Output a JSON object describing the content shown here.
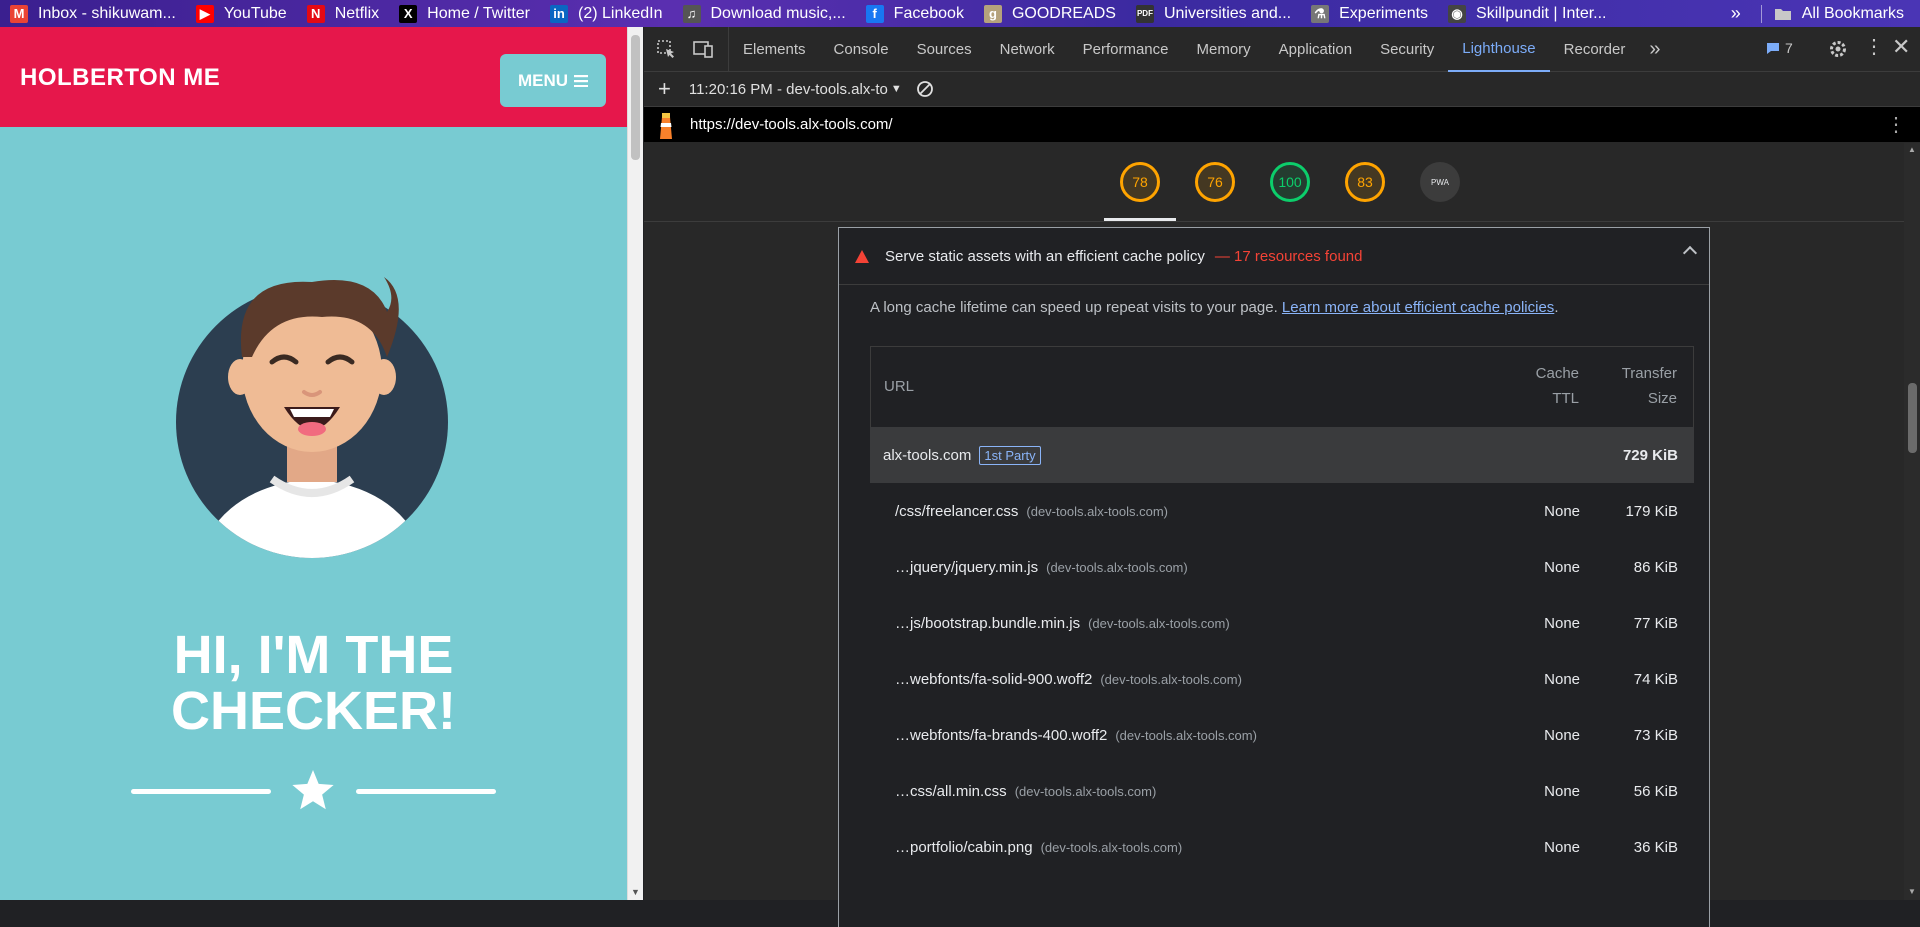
{
  "bookmarks": [
    {
      "label": "Inbox - shikuwam...",
      "icon": "gmail-icon",
      "glyph": "M",
      "color": "#ea4335"
    },
    {
      "label": "YouTube",
      "icon": "youtube-icon",
      "glyph": "▶",
      "color": "#ff0000"
    },
    {
      "label": "Netflix",
      "icon": "netflix-icon",
      "glyph": "N",
      "color": "#e50914"
    },
    {
      "label": "Home / Twitter",
      "icon": "x-twitter-icon",
      "glyph": "X",
      "color": "#000000"
    },
    {
      "label": "(2) LinkedIn",
      "icon": "linkedin-icon",
      "glyph": "in",
      "color": "#0a66c2"
    },
    {
      "label": "Download music,...",
      "icon": "music-site-icon",
      "glyph": "♫",
      "color": "#555555"
    },
    {
      "label": "Facebook",
      "icon": "facebook-icon",
      "glyph": "f",
      "color": "#1877f2"
    },
    {
      "label": "GOODREADS",
      "icon": "goodreads-icon",
      "glyph": "g",
      "color": "#b5a27c"
    },
    {
      "label": "Universities and...",
      "icon": "pdf-icon",
      "glyph": "PDF",
      "color": "#333333"
    },
    {
      "label": "Experiments",
      "icon": "flask-icon",
      "glyph": "⚗",
      "color": "#777777"
    },
    {
      "label": "Skillpundit | Inter...",
      "icon": "skillpundit-icon",
      "glyph": "◉",
      "color": "#444444"
    }
  ],
  "bookmarks_more": "»",
  "all_bookmarks": "All Bookmarks",
  "site": {
    "brand": "HOLBERTON ME",
    "menu_label": "MENU",
    "hero_line1": "HI, I'M THE",
    "hero_line2": "CHECKER!"
  },
  "devtools": {
    "tabs": [
      "Elements",
      "Console",
      "Sources",
      "Network",
      "Performance",
      "Memory",
      "Application",
      "Security",
      "Lighthouse",
      "Recorder"
    ],
    "active_tab": "Lighthouse",
    "issues_count": "7",
    "report_time": "11:20:16 PM - dev-tools.alx-to",
    "url": "https://dev-tools.alx-tools.com/"
  },
  "scores": [
    {
      "value": "78",
      "color": "#ffa400"
    },
    {
      "value": "76",
      "color": "#ffa400"
    },
    {
      "value": "100",
      "color": "#0cce6b"
    },
    {
      "value": "83",
      "color": "#ffa400"
    },
    {
      "value": "PWA",
      "color": "#9aa0a6"
    }
  ],
  "audit": {
    "title": "Serve static assets with an efficient cache policy",
    "found": "— 17 resources found",
    "description": "A long cache lifetime can speed up repeat visits to your page.",
    "link": "Learn more about efficient cache policies",
    "col_url": "URL",
    "col_ttl_1": "Cache",
    "col_ttl_2": "TTL",
    "col_size_1": "Transfer",
    "col_size_2": "Size",
    "group": {
      "host": "alx-tools.com",
      "badge": "1st Party",
      "size": "729 KiB"
    },
    "rows": [
      {
        "url": "/css/freelancer.css",
        "host": "(dev-tools.alx-tools.com)",
        "ttl": "None",
        "size": "179 KiB"
      },
      {
        "url": "…jquery/jquery.min.js",
        "host": "(dev-tools.alx-tools.com)",
        "ttl": "None",
        "size": "86 KiB"
      },
      {
        "url": "…js/bootstrap.bundle.min.js",
        "host": "(dev-tools.alx-tools.com)",
        "ttl": "None",
        "size": "77 KiB"
      },
      {
        "url": "…webfonts/fa-solid-900.woff2",
        "host": "(dev-tools.alx-tools.com)",
        "ttl": "None",
        "size": "74 KiB"
      },
      {
        "url": "…webfonts/fa-brands-400.woff2",
        "host": "(dev-tools.alx-tools.com)",
        "ttl": "None",
        "size": "73 KiB"
      },
      {
        "url": "…css/all.min.css",
        "host": "(dev-tools.alx-tools.com)",
        "ttl": "None",
        "size": "56 KiB"
      },
      {
        "url": "…portfolio/cabin.png",
        "host": "(dev-tools.alx-tools.com)",
        "ttl": "None",
        "size": "36 KiB"
      }
    ]
  }
}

Written problem: Transcribe all the data word for word; the images stay out.

Expected output:
Output a JSON object describing the content shown here.
{
  "bookmarks": [
    {
      "label": "Inbox - shikuwam...",
      "icon": "gmail-icon",
      "glyph": "M",
      "color": "#ea4335"
    },
    {
      "label": "YouTube",
      "icon": "youtube-icon",
      "glyph": "▶",
      "color": "#ff0000"
    },
    {
      "label": "Netflix",
      "icon": "netflix-icon",
      "glyph": "N",
      "color": "#e50914"
    },
    {
      "label": "Home / Twitter",
      "icon": "x-twitter-icon",
      "glyph": "X",
      "color": "#000000"
    },
    {
      "label": "(2) LinkedIn",
      "icon": "linkedin-icon",
      "glyph": "in",
      "color": "#0a66c2"
    },
    {
      "label": "Download music,...",
      "icon": "music-site-icon",
      "glyph": "♫",
      "color": "#555555"
    },
    {
      "label": "Facebook",
      "icon": "facebook-icon",
      "glyph": "f",
      "color": "#1877f2"
    },
    {
      "label": "GOODREADS",
      "icon": "goodreads-icon",
      "glyph": "g",
      "color": "#b5a27c"
    },
    {
      "label": "Universities and...",
      "icon": "pdf-icon",
      "glyph": "PDF",
      "color": "#333333"
    },
    {
      "label": "Experiments",
      "icon": "flask-icon",
      "glyph": "⚗",
      "color": "#777777"
    },
    {
      "label": "Skillpundit | Inter...",
      "icon": "skillpundit-icon",
      "glyph": "◉",
      "color": "#444444"
    }
  ],
  "bookmarks_more": "»",
  "all_bookmarks": "All Bookmarks",
  "site": {
    "brand": "HOLBERTON ME",
    "menu_label": "MENU",
    "hero_line1": "HI, I'M THE",
    "hero_line2": "CHECKER!"
  },
  "devtools": {
    "tabs": [
      "Elements",
      "Console",
      "Sources",
      "Network",
      "Performance",
      "Memory",
      "Application",
      "Security",
      "Lighthouse",
      "Recorder"
    ],
    "active_tab": "Lighthouse",
    "issues_count": "7",
    "report_time": "11:20:16 PM - dev-tools.alx-to",
    "url": "https://dev-tools.alx-tools.com/"
  },
  "scores": [
    {
      "value": "78",
      "color": "#ffa400"
    },
    {
      "value": "76",
      "color": "#ffa400"
    },
    {
      "value": "100",
      "color": "#0cce6b"
    },
    {
      "value": "83",
      "color": "#ffa400"
    },
    {
      "value": "PWA",
      "color": "#9aa0a6"
    }
  ],
  "audit": {
    "title": "Serve static assets with an efficient cache policy",
    "found": "— 17 resources found",
    "description": "A long cache lifetime can speed up repeat visits to your page.",
    "link": "Learn more about efficient cache policies",
    "col_url": "URL",
    "col_ttl_1": "Cache",
    "col_ttl_2": "TTL",
    "col_size_1": "Transfer",
    "col_size_2": "Size",
    "group": {
      "host": "alx-tools.com",
      "badge": "1st Party",
      "size": "729 KiB"
    },
    "rows": [
      {
        "url": "/css/freelancer.css",
        "host": "(dev-tools.alx-tools.com)",
        "ttl": "None",
        "size": "179 KiB"
      },
      {
        "url": "…jquery/jquery.min.js",
        "host": "(dev-tools.alx-tools.com)",
        "ttl": "None",
        "size": "86 KiB"
      },
      {
        "url": "…js/bootstrap.bundle.min.js",
        "host": "(dev-tools.alx-tools.com)",
        "ttl": "None",
        "size": "77 KiB"
      },
      {
        "url": "…webfonts/fa-solid-900.woff2",
        "host": "(dev-tools.alx-tools.com)",
        "ttl": "None",
        "size": "74 KiB"
      },
      {
        "url": "…webfonts/fa-brands-400.woff2",
        "host": "(dev-tools.alx-tools.com)",
        "ttl": "None",
        "size": "73 KiB"
      },
      {
        "url": "…css/all.min.css",
        "host": "(dev-tools.alx-tools.com)",
        "ttl": "None",
        "size": "56 KiB"
      },
      {
        "url": "…portfolio/cabin.png",
        "host": "(dev-tools.alx-tools.com)",
        "ttl": "None",
        "size": "36 KiB"
      }
    ]
  }
}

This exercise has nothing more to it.